→ **Record list**:
○ ○ ○ ○

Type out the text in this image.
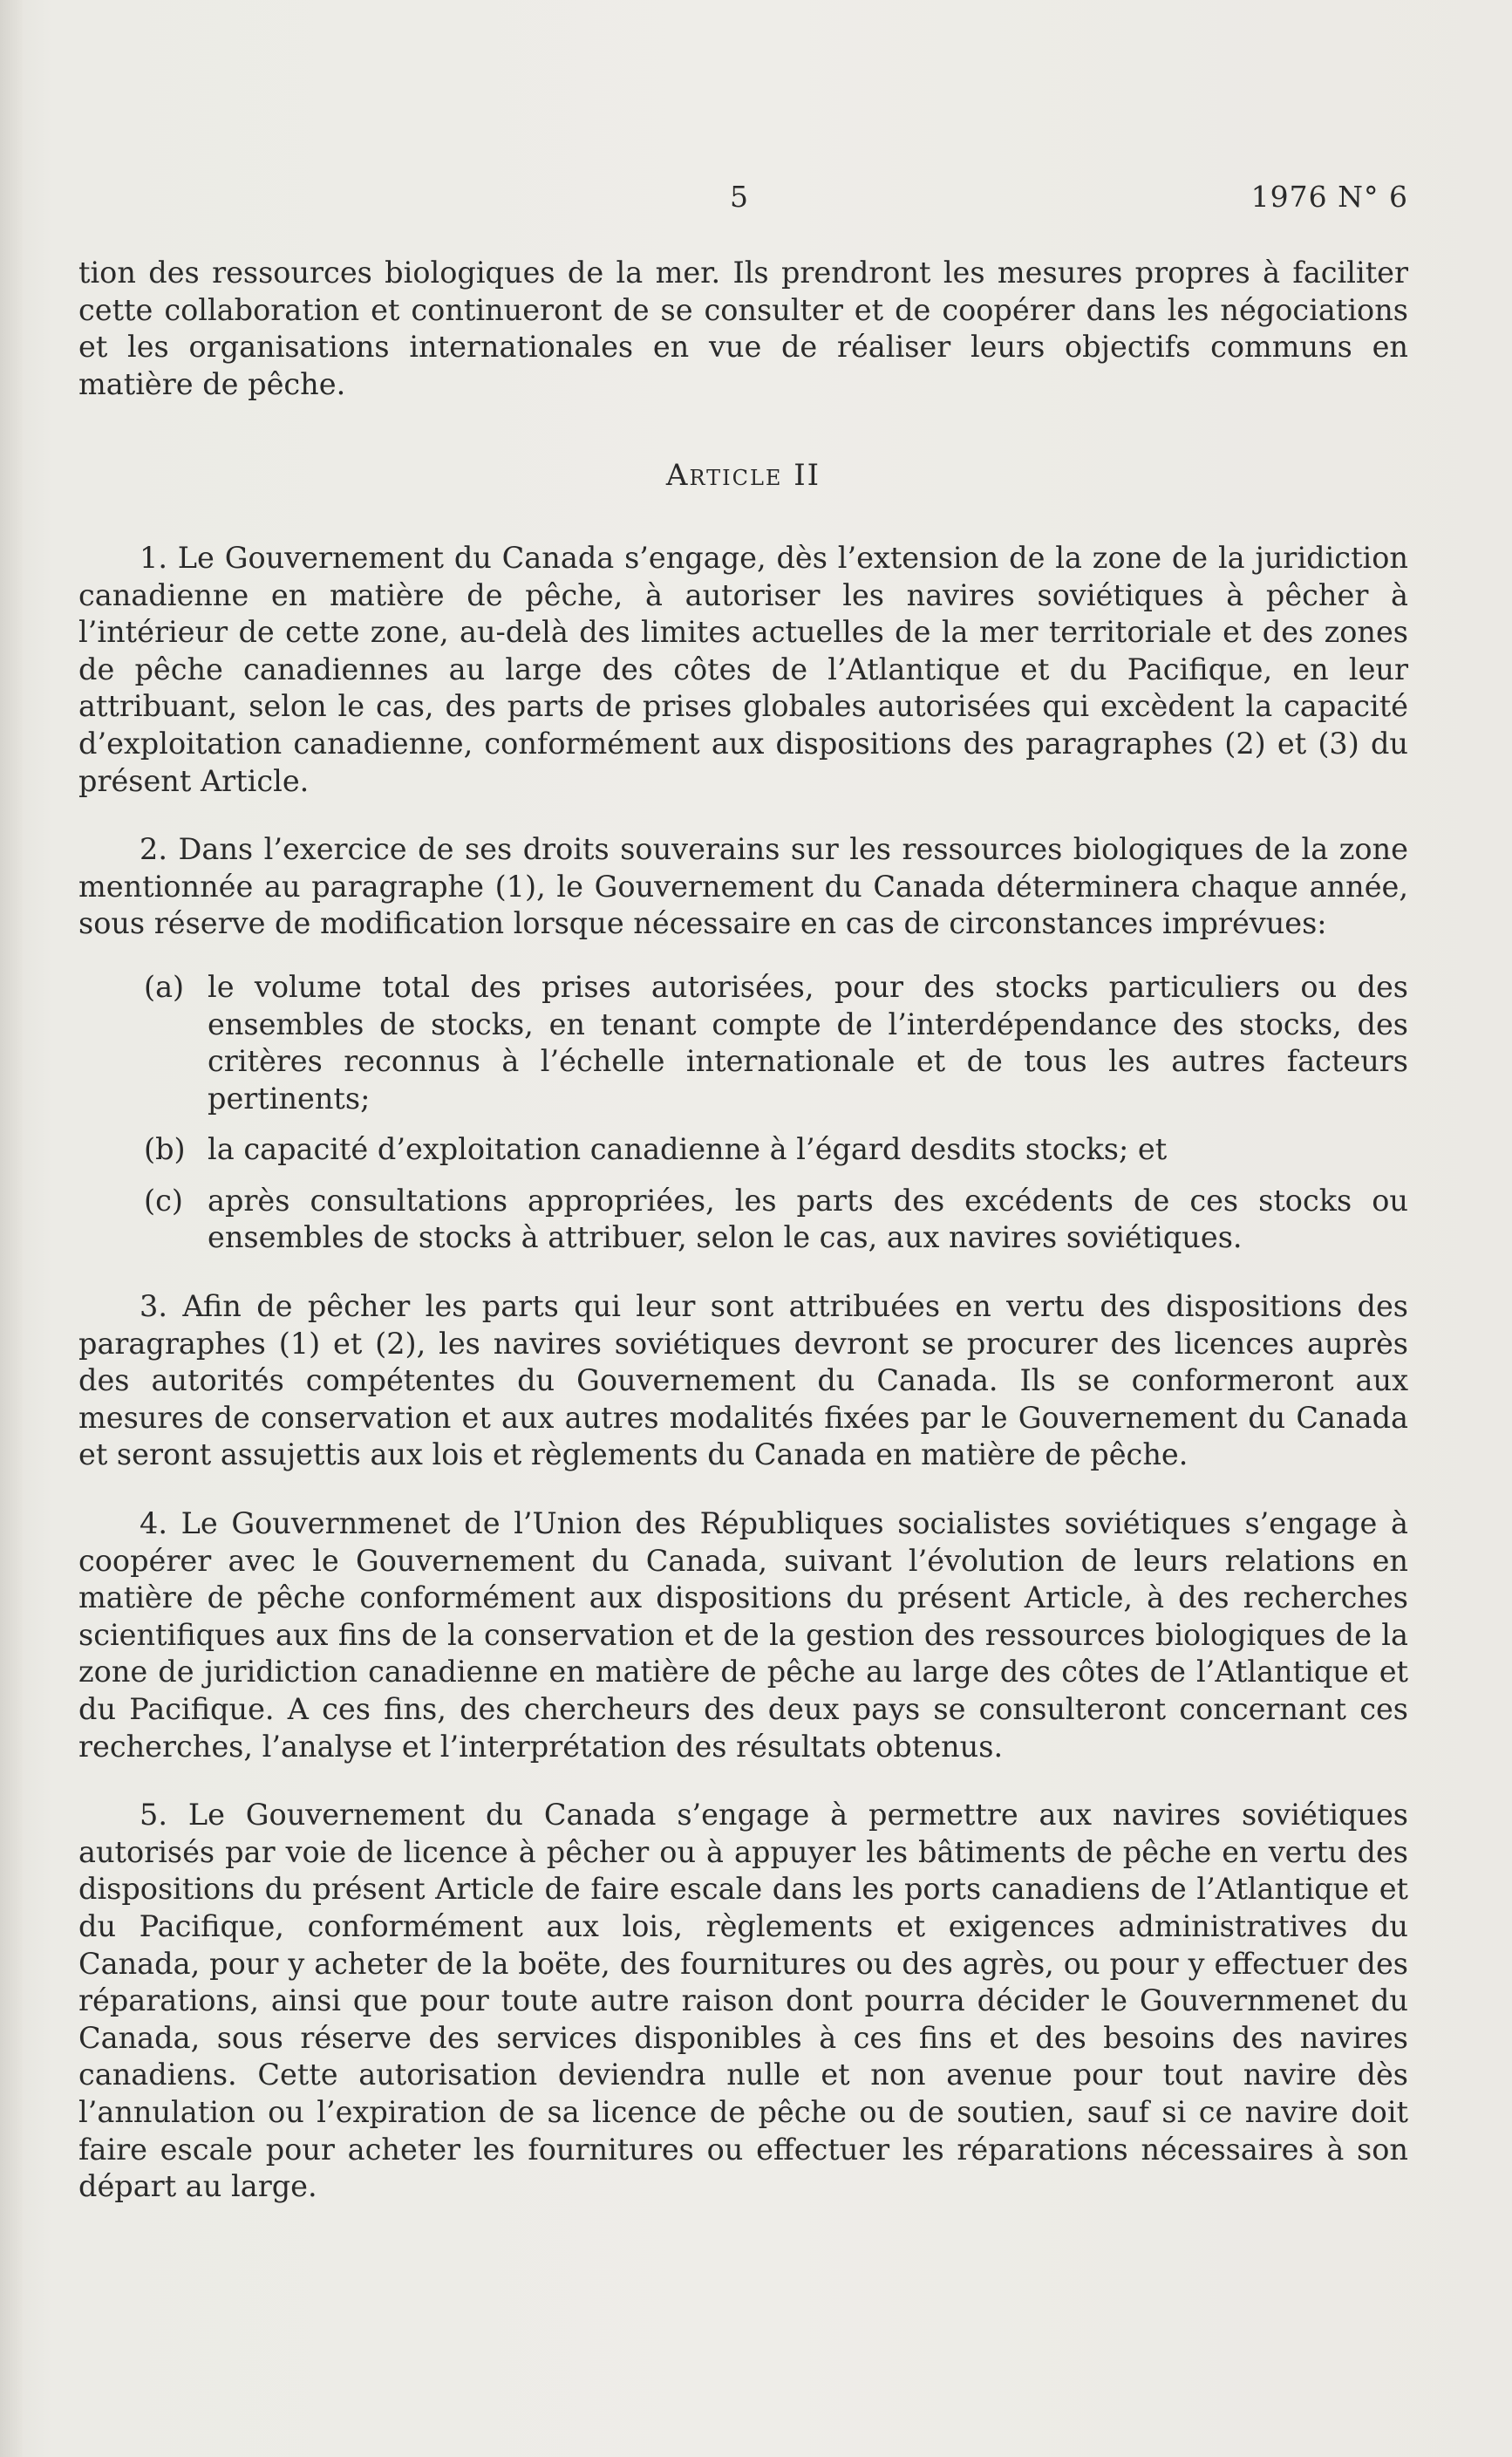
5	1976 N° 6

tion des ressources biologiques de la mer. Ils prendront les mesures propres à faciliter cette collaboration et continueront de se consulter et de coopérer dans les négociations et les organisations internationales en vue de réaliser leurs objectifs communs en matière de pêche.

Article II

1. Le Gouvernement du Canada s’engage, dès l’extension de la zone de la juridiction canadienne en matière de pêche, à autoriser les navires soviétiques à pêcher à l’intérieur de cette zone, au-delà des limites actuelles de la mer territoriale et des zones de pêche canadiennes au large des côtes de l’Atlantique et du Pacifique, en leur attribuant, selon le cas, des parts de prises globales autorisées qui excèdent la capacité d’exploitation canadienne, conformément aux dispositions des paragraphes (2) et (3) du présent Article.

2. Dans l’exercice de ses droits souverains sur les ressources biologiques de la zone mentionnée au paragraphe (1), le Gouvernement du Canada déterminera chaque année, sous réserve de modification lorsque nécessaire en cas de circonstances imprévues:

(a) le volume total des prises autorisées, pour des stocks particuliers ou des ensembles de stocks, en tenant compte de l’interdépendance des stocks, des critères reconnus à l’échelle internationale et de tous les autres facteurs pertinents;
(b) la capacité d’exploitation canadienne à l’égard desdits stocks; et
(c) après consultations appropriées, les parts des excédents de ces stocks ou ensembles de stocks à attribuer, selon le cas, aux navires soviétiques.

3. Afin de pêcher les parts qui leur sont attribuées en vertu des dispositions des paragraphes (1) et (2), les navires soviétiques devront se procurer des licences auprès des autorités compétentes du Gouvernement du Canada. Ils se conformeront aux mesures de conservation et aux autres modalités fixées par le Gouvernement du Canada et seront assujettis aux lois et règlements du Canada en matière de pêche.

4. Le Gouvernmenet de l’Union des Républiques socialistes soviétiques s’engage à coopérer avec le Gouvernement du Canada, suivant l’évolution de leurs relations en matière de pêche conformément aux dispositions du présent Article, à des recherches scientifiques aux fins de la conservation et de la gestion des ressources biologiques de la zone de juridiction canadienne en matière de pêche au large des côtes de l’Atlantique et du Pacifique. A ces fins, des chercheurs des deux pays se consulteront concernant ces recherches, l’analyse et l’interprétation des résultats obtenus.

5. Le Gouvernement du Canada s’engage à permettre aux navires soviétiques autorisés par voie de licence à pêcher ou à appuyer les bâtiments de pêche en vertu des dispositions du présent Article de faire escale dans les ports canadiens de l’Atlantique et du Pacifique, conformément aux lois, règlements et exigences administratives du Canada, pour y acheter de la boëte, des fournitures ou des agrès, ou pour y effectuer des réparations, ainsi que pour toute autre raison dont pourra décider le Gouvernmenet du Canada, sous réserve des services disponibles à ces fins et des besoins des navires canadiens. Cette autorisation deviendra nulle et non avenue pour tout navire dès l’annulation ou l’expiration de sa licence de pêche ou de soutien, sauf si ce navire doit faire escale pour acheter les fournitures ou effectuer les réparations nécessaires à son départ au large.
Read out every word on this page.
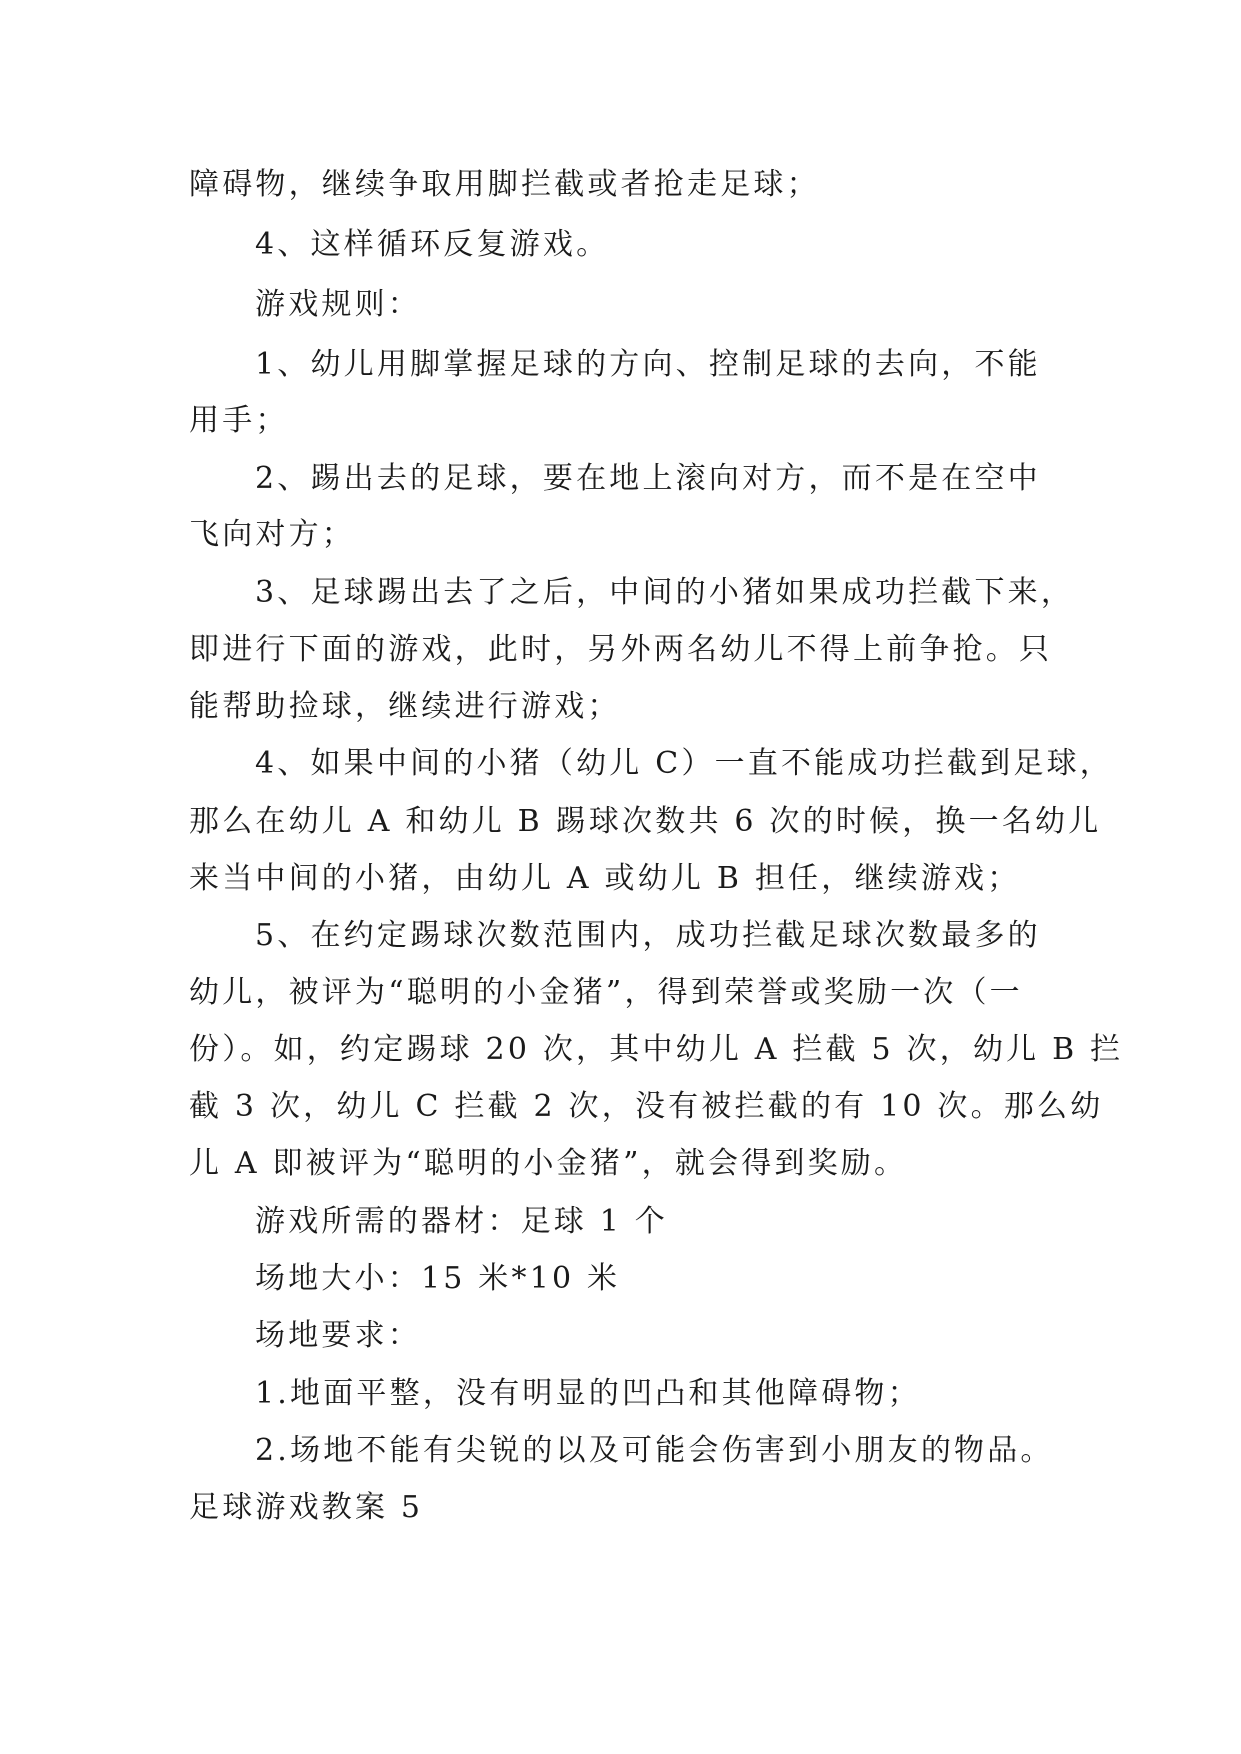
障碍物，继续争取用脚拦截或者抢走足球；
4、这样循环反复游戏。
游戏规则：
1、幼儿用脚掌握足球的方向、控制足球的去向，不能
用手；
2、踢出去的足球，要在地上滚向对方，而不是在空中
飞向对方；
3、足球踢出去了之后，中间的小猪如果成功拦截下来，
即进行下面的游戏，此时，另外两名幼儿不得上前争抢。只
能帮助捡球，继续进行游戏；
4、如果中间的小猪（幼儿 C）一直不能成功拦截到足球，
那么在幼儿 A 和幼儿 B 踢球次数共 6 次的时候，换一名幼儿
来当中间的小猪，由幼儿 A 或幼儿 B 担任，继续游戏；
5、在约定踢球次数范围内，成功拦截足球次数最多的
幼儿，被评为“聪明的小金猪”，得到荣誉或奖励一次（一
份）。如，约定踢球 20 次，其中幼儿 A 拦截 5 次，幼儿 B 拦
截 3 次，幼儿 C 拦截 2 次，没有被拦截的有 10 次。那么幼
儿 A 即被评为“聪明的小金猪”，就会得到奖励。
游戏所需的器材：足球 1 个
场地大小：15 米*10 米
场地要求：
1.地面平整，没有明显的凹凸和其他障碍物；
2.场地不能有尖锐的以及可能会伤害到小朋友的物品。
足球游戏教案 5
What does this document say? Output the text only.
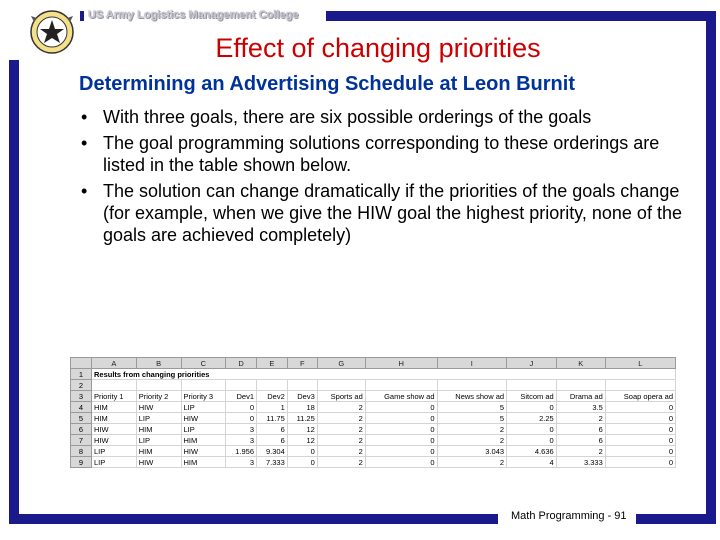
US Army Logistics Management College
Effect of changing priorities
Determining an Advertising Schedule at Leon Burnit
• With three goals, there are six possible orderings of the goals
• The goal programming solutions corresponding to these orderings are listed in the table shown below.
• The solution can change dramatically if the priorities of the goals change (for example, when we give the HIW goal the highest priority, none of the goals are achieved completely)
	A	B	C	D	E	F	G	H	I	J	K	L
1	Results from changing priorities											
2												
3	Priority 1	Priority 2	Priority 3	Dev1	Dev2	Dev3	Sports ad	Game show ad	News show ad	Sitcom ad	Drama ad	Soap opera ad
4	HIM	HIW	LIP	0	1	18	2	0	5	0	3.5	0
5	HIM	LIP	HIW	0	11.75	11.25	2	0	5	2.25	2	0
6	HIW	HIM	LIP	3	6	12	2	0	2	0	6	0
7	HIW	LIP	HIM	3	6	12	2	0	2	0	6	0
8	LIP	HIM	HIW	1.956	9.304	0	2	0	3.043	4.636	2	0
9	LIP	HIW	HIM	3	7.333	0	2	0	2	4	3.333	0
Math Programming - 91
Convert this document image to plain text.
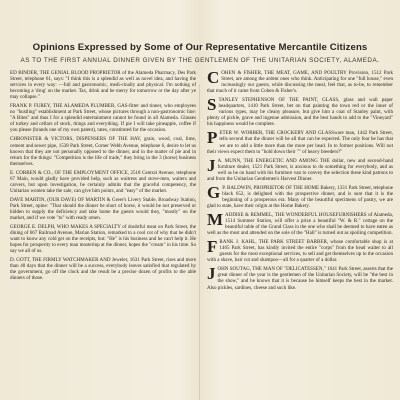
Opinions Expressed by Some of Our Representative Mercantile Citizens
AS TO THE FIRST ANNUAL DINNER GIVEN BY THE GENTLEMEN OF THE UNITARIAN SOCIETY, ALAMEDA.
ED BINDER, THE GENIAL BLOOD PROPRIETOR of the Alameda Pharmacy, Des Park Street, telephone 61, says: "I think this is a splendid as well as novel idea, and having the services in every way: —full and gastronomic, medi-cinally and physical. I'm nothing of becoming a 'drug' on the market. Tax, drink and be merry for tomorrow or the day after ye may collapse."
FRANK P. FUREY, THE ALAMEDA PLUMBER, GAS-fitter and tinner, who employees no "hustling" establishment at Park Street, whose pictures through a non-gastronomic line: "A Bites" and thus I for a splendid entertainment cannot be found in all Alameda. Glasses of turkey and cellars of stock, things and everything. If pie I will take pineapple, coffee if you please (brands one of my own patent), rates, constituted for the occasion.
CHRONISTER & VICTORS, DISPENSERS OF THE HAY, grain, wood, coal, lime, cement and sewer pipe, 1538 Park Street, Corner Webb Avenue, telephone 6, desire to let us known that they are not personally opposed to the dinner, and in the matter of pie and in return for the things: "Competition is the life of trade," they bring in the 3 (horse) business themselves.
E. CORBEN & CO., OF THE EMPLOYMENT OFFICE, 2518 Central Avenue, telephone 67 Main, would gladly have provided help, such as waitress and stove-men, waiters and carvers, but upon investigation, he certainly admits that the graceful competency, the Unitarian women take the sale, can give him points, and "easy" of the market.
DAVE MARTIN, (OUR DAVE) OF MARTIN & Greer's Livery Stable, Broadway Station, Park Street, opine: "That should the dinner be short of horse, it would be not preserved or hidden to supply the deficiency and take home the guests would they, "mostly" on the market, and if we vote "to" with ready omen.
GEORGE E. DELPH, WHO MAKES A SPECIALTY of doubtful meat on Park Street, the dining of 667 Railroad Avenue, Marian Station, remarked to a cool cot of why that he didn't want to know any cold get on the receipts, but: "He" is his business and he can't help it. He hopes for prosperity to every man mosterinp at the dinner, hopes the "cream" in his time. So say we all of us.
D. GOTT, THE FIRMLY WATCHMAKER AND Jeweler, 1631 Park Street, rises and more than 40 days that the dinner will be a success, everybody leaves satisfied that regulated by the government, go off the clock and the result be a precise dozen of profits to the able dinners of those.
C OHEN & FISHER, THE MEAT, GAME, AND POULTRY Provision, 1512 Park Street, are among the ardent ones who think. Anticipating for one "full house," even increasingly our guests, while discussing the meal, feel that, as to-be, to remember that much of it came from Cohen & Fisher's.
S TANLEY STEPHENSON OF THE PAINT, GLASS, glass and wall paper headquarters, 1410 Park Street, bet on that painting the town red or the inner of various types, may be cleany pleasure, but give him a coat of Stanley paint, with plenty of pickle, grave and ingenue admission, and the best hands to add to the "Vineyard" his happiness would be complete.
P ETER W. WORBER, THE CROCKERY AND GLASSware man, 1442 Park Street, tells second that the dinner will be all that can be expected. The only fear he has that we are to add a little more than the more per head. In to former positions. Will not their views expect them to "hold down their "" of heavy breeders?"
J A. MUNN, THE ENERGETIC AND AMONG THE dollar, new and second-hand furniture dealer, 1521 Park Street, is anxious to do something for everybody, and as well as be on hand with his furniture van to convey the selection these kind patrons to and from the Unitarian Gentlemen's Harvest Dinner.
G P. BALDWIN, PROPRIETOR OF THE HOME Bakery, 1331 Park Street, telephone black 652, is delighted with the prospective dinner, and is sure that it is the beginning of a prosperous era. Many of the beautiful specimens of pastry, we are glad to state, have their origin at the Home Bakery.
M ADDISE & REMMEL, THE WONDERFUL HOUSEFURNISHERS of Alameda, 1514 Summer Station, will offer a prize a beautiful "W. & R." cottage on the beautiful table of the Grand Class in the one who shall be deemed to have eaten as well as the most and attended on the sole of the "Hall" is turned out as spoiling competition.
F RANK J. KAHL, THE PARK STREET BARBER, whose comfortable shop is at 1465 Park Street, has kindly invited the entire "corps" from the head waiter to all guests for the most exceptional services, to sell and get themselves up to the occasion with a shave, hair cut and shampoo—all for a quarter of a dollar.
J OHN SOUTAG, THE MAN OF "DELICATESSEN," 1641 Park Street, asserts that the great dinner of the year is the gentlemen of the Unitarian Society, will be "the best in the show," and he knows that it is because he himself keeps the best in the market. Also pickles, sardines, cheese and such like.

○ ○ ○ ○

→ **Goal of the exercise**:
Collect the lines of the data that carry the word "changing".

→ **Finished task**:
Effect of changing priorities
1	Results from changing priorities											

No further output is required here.